*Task details*
Check every line below for the word "representing" and copy the ones that have it.

Start of Recorded data

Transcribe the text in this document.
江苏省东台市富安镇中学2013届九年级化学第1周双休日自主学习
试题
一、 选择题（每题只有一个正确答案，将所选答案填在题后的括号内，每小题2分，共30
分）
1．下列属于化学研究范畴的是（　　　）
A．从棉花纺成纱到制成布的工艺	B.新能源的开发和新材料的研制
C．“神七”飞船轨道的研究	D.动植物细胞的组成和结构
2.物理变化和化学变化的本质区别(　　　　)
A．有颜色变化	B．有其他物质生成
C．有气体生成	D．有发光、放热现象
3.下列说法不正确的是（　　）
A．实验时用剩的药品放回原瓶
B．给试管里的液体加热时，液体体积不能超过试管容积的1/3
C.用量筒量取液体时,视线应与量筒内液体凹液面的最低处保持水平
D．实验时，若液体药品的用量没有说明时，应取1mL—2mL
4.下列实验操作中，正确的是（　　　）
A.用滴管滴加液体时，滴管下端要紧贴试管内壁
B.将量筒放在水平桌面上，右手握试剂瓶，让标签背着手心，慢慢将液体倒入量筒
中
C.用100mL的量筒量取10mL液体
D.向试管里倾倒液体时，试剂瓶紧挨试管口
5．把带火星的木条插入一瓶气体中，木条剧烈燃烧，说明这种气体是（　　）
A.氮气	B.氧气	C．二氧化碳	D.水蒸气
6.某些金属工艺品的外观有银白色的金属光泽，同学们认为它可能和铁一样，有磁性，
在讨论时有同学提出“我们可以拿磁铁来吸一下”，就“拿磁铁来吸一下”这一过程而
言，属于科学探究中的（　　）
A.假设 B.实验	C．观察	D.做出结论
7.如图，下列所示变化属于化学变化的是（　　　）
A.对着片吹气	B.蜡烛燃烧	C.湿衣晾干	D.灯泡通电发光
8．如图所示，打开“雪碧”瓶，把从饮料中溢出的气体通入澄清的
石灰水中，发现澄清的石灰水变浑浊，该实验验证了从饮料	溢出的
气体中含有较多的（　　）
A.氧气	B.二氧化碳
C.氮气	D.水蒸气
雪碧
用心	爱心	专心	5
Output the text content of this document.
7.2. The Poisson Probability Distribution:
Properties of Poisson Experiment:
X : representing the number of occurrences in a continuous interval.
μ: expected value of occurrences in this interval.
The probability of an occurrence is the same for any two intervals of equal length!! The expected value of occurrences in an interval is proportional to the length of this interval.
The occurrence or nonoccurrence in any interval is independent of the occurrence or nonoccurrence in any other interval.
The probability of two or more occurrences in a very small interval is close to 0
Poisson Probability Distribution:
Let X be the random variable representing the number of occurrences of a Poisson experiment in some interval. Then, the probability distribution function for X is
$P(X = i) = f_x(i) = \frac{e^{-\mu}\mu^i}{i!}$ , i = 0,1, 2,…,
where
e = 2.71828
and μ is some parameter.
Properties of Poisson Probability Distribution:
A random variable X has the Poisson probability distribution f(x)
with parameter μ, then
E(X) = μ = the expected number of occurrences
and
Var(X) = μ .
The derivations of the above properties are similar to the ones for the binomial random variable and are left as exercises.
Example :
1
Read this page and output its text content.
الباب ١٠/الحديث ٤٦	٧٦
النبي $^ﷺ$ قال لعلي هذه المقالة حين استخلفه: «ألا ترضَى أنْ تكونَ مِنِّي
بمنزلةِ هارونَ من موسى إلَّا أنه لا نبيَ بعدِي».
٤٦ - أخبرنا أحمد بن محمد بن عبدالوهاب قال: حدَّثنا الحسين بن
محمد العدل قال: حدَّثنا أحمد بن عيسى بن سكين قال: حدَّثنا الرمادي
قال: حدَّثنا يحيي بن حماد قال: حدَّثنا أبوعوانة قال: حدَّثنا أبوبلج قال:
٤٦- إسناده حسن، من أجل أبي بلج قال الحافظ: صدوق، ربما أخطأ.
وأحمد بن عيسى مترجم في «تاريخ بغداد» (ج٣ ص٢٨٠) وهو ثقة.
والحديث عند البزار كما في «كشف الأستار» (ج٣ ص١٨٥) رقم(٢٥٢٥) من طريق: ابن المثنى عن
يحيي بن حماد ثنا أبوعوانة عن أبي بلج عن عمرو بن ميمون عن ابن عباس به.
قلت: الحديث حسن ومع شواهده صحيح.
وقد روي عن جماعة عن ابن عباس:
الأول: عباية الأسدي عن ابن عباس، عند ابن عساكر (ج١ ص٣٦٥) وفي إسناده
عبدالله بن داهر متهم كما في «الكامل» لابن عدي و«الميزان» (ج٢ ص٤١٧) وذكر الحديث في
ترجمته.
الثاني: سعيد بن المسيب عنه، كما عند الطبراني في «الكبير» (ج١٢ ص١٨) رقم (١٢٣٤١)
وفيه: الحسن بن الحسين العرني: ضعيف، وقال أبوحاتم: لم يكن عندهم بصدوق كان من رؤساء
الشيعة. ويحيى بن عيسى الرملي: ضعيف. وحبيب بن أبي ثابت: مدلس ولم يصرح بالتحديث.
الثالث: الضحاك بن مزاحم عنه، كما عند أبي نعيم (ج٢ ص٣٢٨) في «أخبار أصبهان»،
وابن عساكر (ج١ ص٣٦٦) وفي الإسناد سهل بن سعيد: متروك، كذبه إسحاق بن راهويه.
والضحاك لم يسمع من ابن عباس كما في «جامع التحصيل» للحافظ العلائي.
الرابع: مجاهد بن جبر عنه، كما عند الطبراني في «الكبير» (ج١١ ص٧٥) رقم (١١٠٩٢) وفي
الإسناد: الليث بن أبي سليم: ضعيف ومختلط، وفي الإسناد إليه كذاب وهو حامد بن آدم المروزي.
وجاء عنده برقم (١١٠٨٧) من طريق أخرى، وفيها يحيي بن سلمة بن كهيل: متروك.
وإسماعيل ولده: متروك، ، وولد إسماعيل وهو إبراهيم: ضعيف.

End of Recorded data

*Correct response*
X : representing the number of occurrences in a continuous interval.
Let X be the random variable representing the number of occurrences of a Poisson experiment in some interval. Then, the probability distribution function for X is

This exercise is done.